### EXERCISE REQUIREMENTS:
Provide an exact transcription of all the records.

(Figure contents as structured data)
● ● ● ● ● ● ●

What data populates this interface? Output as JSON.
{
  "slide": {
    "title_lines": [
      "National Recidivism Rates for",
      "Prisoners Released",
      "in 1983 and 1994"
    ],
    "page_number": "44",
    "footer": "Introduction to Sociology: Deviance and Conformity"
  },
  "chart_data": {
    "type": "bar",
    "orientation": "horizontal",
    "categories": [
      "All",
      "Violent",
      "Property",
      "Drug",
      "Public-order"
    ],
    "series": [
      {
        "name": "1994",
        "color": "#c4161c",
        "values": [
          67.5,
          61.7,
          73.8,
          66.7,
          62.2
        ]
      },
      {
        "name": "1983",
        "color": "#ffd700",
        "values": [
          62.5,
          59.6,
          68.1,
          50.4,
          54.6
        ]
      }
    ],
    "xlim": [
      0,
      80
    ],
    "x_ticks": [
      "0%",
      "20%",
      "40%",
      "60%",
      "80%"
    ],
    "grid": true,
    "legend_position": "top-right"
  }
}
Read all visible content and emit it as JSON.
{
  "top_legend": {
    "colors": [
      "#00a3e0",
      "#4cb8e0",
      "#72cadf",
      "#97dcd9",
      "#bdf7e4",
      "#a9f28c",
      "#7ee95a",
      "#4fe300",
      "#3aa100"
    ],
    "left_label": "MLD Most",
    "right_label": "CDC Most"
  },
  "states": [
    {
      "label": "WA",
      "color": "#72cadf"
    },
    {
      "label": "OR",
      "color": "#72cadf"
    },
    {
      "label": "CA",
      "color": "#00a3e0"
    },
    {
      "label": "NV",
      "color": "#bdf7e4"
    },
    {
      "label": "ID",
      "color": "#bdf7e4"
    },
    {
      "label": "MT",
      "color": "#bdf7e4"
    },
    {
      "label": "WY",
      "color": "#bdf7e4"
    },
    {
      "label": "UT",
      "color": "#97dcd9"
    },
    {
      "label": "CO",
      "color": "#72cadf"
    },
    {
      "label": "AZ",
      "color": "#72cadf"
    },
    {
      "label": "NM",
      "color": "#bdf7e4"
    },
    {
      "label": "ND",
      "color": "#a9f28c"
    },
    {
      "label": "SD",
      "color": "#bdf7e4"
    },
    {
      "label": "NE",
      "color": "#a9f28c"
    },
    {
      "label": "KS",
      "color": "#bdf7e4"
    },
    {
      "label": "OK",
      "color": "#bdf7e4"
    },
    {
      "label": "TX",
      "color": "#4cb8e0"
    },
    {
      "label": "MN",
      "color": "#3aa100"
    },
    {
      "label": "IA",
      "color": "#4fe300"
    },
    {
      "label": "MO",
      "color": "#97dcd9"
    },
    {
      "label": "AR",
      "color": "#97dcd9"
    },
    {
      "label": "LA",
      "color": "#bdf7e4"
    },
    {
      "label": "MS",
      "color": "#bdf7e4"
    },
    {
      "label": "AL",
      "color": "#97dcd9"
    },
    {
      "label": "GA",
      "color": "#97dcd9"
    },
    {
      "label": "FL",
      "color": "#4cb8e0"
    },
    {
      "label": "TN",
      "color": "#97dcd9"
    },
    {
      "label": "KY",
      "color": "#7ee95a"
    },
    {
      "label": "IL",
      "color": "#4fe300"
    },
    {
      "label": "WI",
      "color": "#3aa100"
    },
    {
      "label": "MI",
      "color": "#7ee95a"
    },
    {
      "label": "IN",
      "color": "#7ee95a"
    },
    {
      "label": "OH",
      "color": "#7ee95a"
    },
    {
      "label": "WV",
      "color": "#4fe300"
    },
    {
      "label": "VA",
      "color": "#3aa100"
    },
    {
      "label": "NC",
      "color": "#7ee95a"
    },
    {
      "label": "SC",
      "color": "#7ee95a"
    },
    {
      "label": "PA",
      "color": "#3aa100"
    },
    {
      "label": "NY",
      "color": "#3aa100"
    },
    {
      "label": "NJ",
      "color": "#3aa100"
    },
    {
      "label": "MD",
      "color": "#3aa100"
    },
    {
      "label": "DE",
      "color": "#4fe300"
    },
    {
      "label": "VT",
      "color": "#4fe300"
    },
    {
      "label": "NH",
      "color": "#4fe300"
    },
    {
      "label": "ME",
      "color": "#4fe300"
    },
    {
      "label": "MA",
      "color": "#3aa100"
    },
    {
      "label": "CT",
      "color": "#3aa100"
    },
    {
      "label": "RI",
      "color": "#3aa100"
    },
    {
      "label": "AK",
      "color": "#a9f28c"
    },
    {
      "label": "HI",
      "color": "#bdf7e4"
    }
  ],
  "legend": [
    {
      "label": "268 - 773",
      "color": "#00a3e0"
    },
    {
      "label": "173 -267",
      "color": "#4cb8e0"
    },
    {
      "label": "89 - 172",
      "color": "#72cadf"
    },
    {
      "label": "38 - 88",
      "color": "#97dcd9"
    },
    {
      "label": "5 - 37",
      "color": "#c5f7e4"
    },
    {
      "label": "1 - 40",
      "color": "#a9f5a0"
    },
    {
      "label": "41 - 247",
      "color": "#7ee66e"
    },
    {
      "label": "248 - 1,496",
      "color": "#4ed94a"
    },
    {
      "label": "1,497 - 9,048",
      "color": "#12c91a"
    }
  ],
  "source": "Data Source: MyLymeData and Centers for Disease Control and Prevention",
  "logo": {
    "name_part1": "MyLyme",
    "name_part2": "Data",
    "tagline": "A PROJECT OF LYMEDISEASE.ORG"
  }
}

● ● ● ● ● ● ●

### SOLVED PROBLEM:
What data populates this interface? Output as JSON.
{
  "slide": {
    "title_lines": [
      "National Recidivism Rates for",
      "Prisoners Released",
      "in 1983 and 1994"
    ],
    "page_number": "44",
    "footer": "Introduction to Sociology: Deviance and Conformity"
  },
  "chart_data": {
    "type": "bar",
    "orientation": "horizontal",
    "categories": [
      "All",
      "Violent",
      "Property",
      "Drug",
      "Public-order"
    ],
    "series": [
      {
        "name": "1994",
        "color": "#c4161c",
        "values": [
          67.5,
          61.7,
          73.8,
          66.7,
          62.2
        ]
      },
      {
        "name": "1983",
        "color": "#ffd700",
        "values": [
          62.5,
          59.6,
          68.1,
          50.4,
          54.6
        ]
      }
    ],
    "xlim": [
      0,
      80
    ],
    "x_ticks": [
      "0%",
      "20%",
      "40%",
      "60%",
      "80%"
    ],
    "grid": true,
    "legend_position": "top-right"
  }
}
Read all visible content and emit it as JSON.
{
  "top_legend": {
    "colors": [
      "#00a3e0",
      "#4cb8e0",
      "#72cadf",
      "#97dcd9",
      "#bdf7e4",
      "#a9f28c",
      "#7ee95a",
      "#4fe300",
      "#3aa100"
    ],
    "left_label": "MLD Most",
    "right_label": "CDC Most"
  },
  "states": [
    {
      "label": "WA",
      "color": "#72cadf"
    },
    {
      "label": "OR",
      "color": "#72cadf"
    },
    {
      "label": "CA",
      "color": "#00a3e0"
    },
    {
      "label": "NV",
      "color": "#bdf7e4"
    },
    {
      "label": "ID",
      "color": "#bdf7e4"
    },
    {
      "label": "MT",
      "color": "#bdf7e4"
    },
    {
      "label": "WY",
      "color": "#bdf7e4"
    },
    {
      "label": "UT",
      "color": "#97dcd9"
    },
    {
      "label": "CO",
      "color": "#72cadf"
    },
    {
      "label": "AZ",
      "color": "#72cadf"
    },
    {
      "label": "NM",
      "color": "#bdf7e4"
    },
    {
      "label": "ND",
      "color": "#a9f28c"
    },
    {
      "label": "SD",
      "color": "#bdf7e4"
    },
    {
      "label": "NE",
      "color": "#a9f28c"
    },
    {
      "label": "KS",
      "color": "#bdf7e4"
    },
    {
      "label": "OK",
      "color": "#bdf7e4"
    },
    {
      "label": "TX",
      "color": "#4cb8e0"
    },
    {
      "label": "MN",
      "color": "#3aa100"
    },
    {
      "label": "IA",
      "color": "#4fe300"
    },
    {
      "label": "MO",
      "color": "#97dcd9"
    },
    {
      "label": "AR",
      "color": "#97dcd9"
    },
    {
      "label": "LA",
      "color": "#bdf7e4"
    },
    {
      "label": "MS",
      "color": "#bdf7e4"
    },
    {
      "label": "AL",
      "color": "#97dcd9"
    },
    {
      "label": "GA",
      "color": "#97dcd9"
    },
    {
      "label": "FL",
      "color": "#4cb8e0"
    },
    {
      "label": "TN",
      "color": "#97dcd9"
    },
    {
      "label": "KY",
      "color": "#7ee95a"
    },
    {
      "label": "IL",
      "color": "#4fe300"
    },
    {
      "label": "WI",
      "color": "#3aa100"
    },
    {
      "label": "MI",
      "color": "#7ee95a"
    },
    {
      "label": "IN",
      "color": "#7ee95a"
    },
    {
      "label": "OH",
      "color": "#7ee95a"
    },
    {
      "label": "WV",
      "color": "#4fe300"
    },
    {
      "label": "VA",
      "color": "#3aa100"
    },
    {
      "label": "NC",
      "color": "#7ee95a"
    },
    {
      "label": "SC",
      "color": "#7ee95a"
    },
    {
      "label": "PA",
      "color": "#3aa100"
    },
    {
      "label": "NY",
      "color": "#3aa100"
    },
    {
      "label": "NJ",
      "color": "#3aa100"
    },
    {
      "label": "MD",
      "color": "#3aa100"
    },
    {
      "label": "DE",
      "color": "#4fe300"
    },
    {
      "label": "VT",
      "color": "#4fe300"
    },
    {
      "label": "NH",
      "color": "#4fe300"
    },
    {
      "label": "ME",
      "color": "#4fe300"
    },
    {
      "label": "MA",
      "color": "#3aa100"
    },
    {
      "label": "CT",
      "color": "#3aa100"
    },
    {
      "label": "RI",
      "color": "#3aa100"
    },
    {
      "label": "AK",
      "color": "#a9f28c"
    },
    {
      "label": "HI",
      "color": "#bdf7e4"
    }
  ],
  "legend": [
    {
      "label": "268 - 773",
      "color": "#00a3e0"
    },
    {
      "label": "173 -267",
      "color": "#4cb8e0"
    },
    {
      "label": "89 - 172",
      "color": "#72cadf"
    },
    {
      "label": "38 - 88",
      "color": "#97dcd9"
    },
    {
      "label": "5 - 37",
      "color": "#c5f7e4"
    },
    {
      "label": "1 - 40",
      "color": "#a9f5a0"
    },
    {
      "label": "41 - 247",
      "color": "#7ee66e"
    },
    {
      "label": "248 - 1,496",
      "color": "#4ed94a"
    },
    {
      "label": "1,497 - 9,048",
      "color": "#12c91a"
    }
  ],
  "source": "Data Source: MyLymeData and Centers for Disease Control and Prevention",
  "logo": {
    "name_part1": "MyLyme",
    "name_part2": "Data",
    "tagline": "A PROJECT OF LYMEDISEASE.ORG"
  }
}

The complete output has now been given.